[Begin]

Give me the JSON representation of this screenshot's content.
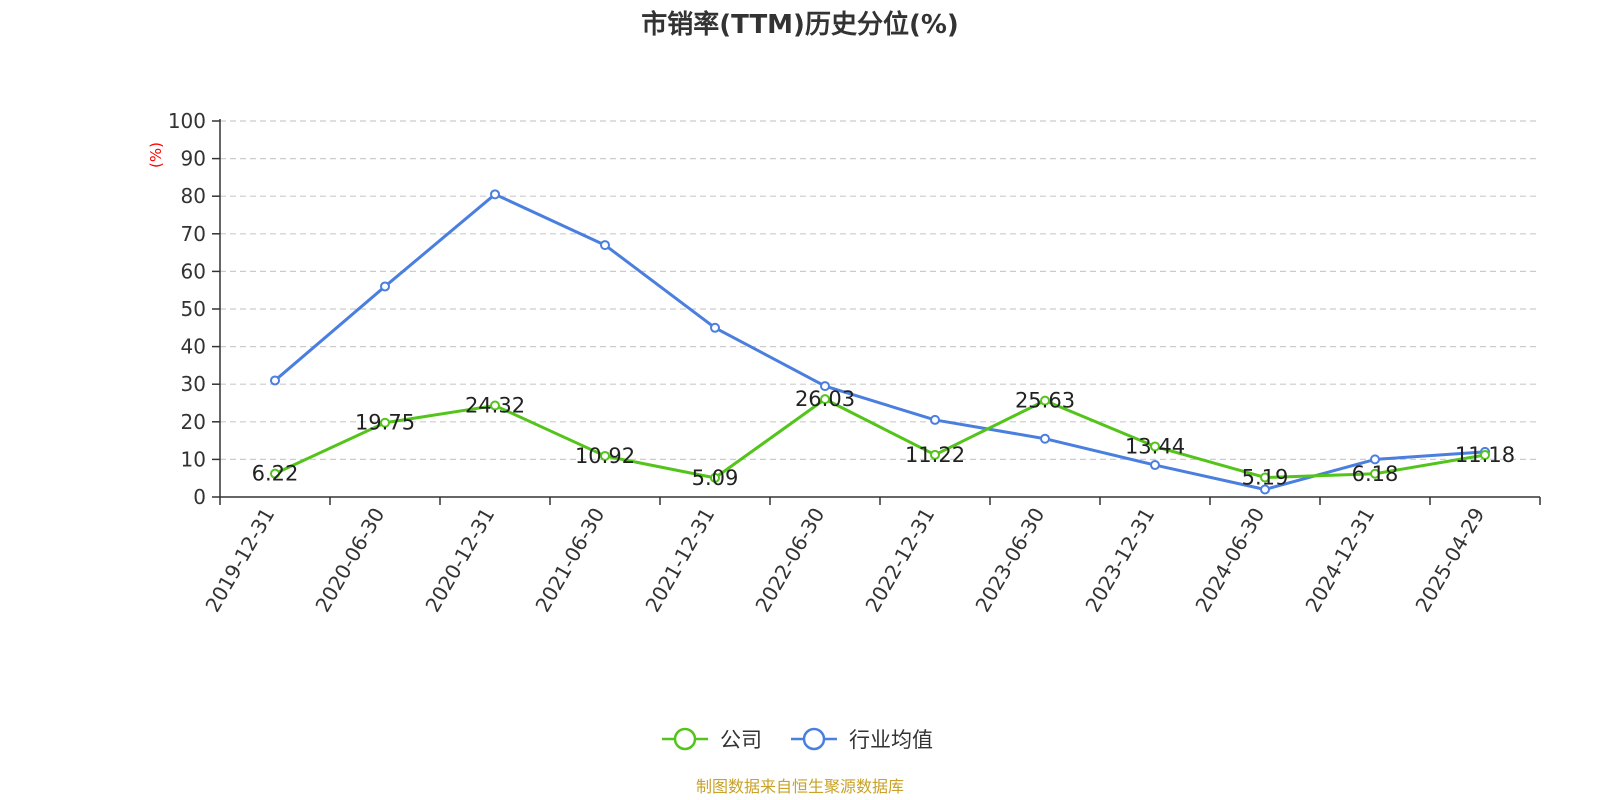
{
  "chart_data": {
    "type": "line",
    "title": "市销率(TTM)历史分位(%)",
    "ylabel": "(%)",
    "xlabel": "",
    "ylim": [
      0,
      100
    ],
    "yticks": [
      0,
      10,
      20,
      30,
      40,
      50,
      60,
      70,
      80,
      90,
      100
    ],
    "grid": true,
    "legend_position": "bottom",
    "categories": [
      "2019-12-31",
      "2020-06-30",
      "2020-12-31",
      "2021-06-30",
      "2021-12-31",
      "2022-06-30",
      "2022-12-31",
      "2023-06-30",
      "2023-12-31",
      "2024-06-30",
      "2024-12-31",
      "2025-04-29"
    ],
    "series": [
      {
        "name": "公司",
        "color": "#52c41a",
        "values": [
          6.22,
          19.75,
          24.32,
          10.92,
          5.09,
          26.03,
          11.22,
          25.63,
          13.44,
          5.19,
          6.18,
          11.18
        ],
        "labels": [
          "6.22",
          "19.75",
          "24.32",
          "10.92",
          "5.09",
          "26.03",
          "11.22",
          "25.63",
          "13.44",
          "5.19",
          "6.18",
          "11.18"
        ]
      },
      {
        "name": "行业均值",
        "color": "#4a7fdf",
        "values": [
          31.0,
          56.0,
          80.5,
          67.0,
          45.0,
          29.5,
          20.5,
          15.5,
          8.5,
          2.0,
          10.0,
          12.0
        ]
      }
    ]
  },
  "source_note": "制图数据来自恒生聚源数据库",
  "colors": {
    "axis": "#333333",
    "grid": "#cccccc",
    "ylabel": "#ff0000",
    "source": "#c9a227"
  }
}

[End]
[Begin]

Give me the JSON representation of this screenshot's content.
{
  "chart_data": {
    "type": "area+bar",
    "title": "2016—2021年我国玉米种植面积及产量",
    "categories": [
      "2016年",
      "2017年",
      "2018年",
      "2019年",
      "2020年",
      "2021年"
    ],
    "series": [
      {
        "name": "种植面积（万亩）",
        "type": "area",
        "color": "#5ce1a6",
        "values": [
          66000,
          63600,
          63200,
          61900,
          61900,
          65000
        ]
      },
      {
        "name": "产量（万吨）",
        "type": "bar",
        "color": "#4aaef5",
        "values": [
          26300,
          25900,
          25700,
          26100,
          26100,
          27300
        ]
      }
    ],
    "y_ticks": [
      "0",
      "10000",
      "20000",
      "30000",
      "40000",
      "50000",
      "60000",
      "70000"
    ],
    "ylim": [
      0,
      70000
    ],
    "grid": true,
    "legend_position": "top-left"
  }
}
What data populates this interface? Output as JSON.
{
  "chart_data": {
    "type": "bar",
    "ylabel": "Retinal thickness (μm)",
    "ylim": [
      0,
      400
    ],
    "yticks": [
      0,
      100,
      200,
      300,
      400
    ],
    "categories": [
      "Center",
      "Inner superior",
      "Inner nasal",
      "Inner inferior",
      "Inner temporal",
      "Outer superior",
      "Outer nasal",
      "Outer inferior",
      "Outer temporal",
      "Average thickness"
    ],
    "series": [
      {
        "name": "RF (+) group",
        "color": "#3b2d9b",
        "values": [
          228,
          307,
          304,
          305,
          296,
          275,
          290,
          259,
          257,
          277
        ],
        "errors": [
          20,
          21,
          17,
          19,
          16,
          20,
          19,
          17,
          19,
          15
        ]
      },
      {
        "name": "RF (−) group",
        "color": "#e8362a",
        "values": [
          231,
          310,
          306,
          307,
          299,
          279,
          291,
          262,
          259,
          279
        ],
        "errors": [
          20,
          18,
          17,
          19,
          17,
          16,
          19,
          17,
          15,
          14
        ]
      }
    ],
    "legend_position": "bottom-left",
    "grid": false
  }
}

[End]

* _Request_: Above are entries; state the number of lines among them that contain "left", and nothing else.

* _The solution_: 2